-- Begin RECORDED INFORMATION --

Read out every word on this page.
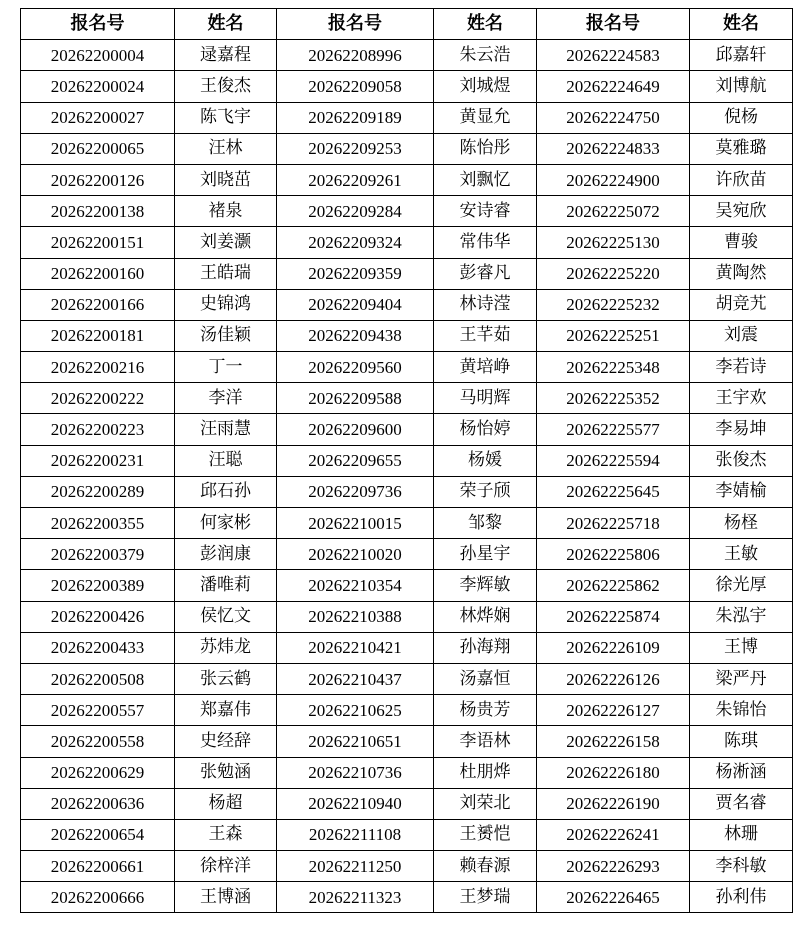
报名号	姓名	报名号	姓名	报名号	姓名
20262200004	逯嘉程	20262208996	朱云浩	20262224583	邱嘉轩
20262200024	王俊杰	20262209058	刘城煜	20262224649	刘博航
20262200027	陈飞宇	20262209189	黄显允	20262224750	倪杨
20262200065	汪林	20262209253	陈怡彤	20262224833	莫雅璐
20262200126	刘晓茁	20262209261	刘飘忆	20262224900	许欣苗
20262200138	褚泉	20262209284	安诗睿	20262225072	吴宛欣
20262200151	刘姜灏	20262209324	常伟华	20262225130	曹骏
20262200160	王皓瑞	20262209359	彭睿凡	20262225220	黄陶然
20262200166	史锦鸿	20262209404	林诗滢	20262225232	胡竞艽
20262200181	汤佳颖	20262209438	王芊茹	20262225251	刘震
20262200216	丁一	20262209560	黄培峥	20262225348	李若诗
20262200222	李洋	20262209588	马明辉	20262225352	王宇欢
20262200223	汪雨慧	20262209600	杨怡婷	20262225577	李易坤
20262200231	汪聪	20262209655	杨媛	20262225594	张俊杰
20262200289	邱石孙	20262209736	荣子颀	20262225645	李婧榆
20262200355	何家彬	20262210015	邹黎	20262225718	杨柽
20262200379	彭润康	20262210020	孙星宇	20262225806	王敏
20262200389	潘唯莉	20262210354	李辉敏	20262225862	徐光厚
20262200426	侯忆文	20262210388	林烨娴	20262225874	朱泓宇
20262200433	苏炜龙	20262210421	孙海翔	20262226109	王博
20262200508	张云鹤	20262210437	汤嘉恒	20262226126	梁严丹
20262200557	郑嘉伟	20262210625	杨贵芳	20262226127	朱锦怡
20262200558	史经辞	20262210651	李语林	20262226158	陈琪
20262200629	张勉涵	20262210736	杜朋烨	20262226180	杨淅涵
20262200636	杨超	20262210940	刘荣北	20262226190	贾名睿
20262200654	王森	20262211108	王赟恺	20262226241	林珊
20262200661	徐梓洋	20262211250	赖春源	20262226293	李科敏
20262200666	王博涵	20262211323	王梦瑞	20262226465	孙利伟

-- End RECORDED INFORMATION --

● TASK TO CARRY OUT
Reproduce the material in its entirety and word for word, without the pictures.

● SOLUTION TO THE EXERCISE
Read out every word on this page.
报名号	姓名	报名号	姓名	报名号	姓名
20262200004	逯嘉程	20262208996	朱云浩	20262224583	邱嘉轩
20262200024	王俊杰	20262209058	刘城煜	20262224649	刘博航
20262200027	陈飞宇	20262209189	黄显允	20262224750	倪杨
20262200065	汪林	20262209253	陈怡彤	20262224833	莫雅璐
20262200126	刘晓茁	20262209261	刘飘忆	20262224900	许欣苗
20262200138	褚泉	20262209284	安诗睿	20262225072	吴宛欣
20262200151	刘姜灏	20262209324	常伟华	20262225130	曹骏
20262200160	王皓瑞	20262209359	彭睿凡	20262225220	黄陶然
20262200166	史锦鸿	20262209404	林诗滢	20262225232	胡竞艽
20262200181	汤佳颖	20262209438	王芊茹	20262225251	刘震
20262200216	丁一	20262209560	黄培峥	20262225348	李若诗
20262200222	李洋	20262209588	马明辉	20262225352	王宇欢
20262200223	汪雨慧	20262209600	杨怡婷	20262225577	李易坤
20262200231	汪聪	20262209655	杨媛	20262225594	张俊杰
20262200289	邱石孙	20262209736	荣子颀	20262225645	李婧榆
20262200355	何家彬	20262210015	邹黎	20262225718	杨柽
20262200379	彭润康	20262210020	孙星宇	20262225806	王敏
20262200389	潘唯莉	20262210354	李辉敏	20262225862	徐光厚
20262200426	侯忆文	20262210388	林烨娴	20262225874	朱泓宇
20262200433	苏炜龙	20262210421	孙海翔	20262226109	王博
20262200508	张云鹤	20262210437	汤嘉恒	20262226126	梁严丹
20262200557	郑嘉伟	20262210625	杨贵芳	20262226127	朱锦怡
20262200558	史经辞	20262210651	李语林	20262226158	陈琪
20262200629	张勉涵	20262210736	杜朋烨	20262226180	杨淅涵
20262200636	杨超	20262210940	刘荣北	20262226190	贾名睿
20262200654	王森	20262211108	王赟恺	20262226241	林珊
20262200661	徐梓洋	20262211250	赖春源	20262226293	李科敏
20262200666	王博涵	20262211323	王梦瑞	20262226465	孙利伟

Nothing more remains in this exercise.